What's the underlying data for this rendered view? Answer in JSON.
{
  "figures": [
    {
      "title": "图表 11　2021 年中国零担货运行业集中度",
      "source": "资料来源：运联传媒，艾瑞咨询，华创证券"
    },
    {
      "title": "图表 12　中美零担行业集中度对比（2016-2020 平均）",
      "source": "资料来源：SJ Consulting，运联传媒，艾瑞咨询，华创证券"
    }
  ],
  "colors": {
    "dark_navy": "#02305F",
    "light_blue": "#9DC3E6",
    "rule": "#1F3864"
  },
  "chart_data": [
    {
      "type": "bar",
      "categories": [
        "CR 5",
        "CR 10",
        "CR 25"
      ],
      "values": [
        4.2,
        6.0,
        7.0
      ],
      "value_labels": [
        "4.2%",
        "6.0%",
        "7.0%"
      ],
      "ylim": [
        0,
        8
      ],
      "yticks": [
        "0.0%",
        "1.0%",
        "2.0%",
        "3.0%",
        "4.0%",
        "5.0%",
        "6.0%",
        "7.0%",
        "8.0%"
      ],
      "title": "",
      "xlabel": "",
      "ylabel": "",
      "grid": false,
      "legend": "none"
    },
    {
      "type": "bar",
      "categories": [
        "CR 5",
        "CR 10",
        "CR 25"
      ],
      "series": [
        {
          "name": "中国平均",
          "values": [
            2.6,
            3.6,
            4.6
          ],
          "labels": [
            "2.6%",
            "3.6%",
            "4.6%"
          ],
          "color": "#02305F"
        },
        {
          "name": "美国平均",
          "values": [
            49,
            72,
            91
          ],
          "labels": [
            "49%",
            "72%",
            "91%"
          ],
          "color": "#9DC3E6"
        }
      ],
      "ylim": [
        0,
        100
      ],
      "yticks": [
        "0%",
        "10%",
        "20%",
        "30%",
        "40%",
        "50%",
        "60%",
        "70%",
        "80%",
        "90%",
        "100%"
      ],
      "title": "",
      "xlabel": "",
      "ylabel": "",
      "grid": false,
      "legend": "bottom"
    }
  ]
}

----------

▶ **Written request**: Retype the records that precede this task, keeping them exactly the same.

▶ **Task output**:
What's the underlying data for this rendered view? Answer in JSON.
{
  "figures": [
    {
      "title": "图表 11　2021 年中国零担货运行业集中度",
      "source": "资料来源：运联传媒，艾瑞咨询，华创证券"
    },
    {
      "title": "图表 12　中美零担行业集中度对比（2016-2020 平均）",
      "source": "资料来源：SJ Consulting，运联传媒，艾瑞咨询，华创证券"
    }
  ],
  "colors": {
    "dark_navy": "#02305F",
    "light_blue": "#9DC3E6",
    "rule": "#1F3864"
  },
  "chart_data": [
    {
      "type": "bar",
      "categories": [
        "CR 5",
        "CR 10",
        "CR 25"
      ],
      "values": [
        4.2,
        6.0,
        7.0
      ],
      "value_labels": [
        "4.2%",
        "6.0%",
        "7.0%"
      ],
      "ylim": [
        0,
        8
      ],
      "yticks": [
        "0.0%",
        "1.0%",
        "2.0%",
        "3.0%",
        "4.0%",
        "5.0%",
        "6.0%",
        "7.0%",
        "8.0%"
      ],
      "title": "",
      "xlabel": "",
      "ylabel": "",
      "grid": false,
      "legend": "none"
    },
    {
      "type": "bar",
      "categories": [
        "CR 5",
        "CR 10",
        "CR 25"
      ],
      "series": [
        {
          "name": "中国平均",
          "values": [
            2.6,
            3.6,
            4.6
          ],
          "labels": [
            "2.6%",
            "3.6%",
            "4.6%"
          ],
          "color": "#02305F"
        },
        {
          "name": "美国平均",
          "values": [
            49,
            72,
            91
          ],
          "labels": [
            "49%",
            "72%",
            "91%"
          ],
          "color": "#9DC3E6"
        }
      ],
      "ylim": [
        0,
        100
      ],
      "yticks": [
        "0%",
        "10%",
        "20%",
        "30%",
        "40%",
        "50%",
        "60%",
        "70%",
        "80%",
        "90%",
        "100%"
      ],
      "title": "",
      "xlabel": "",
      "ylabel": "",
      "grid": false,
      "legend": "bottom"
    }
  ]
}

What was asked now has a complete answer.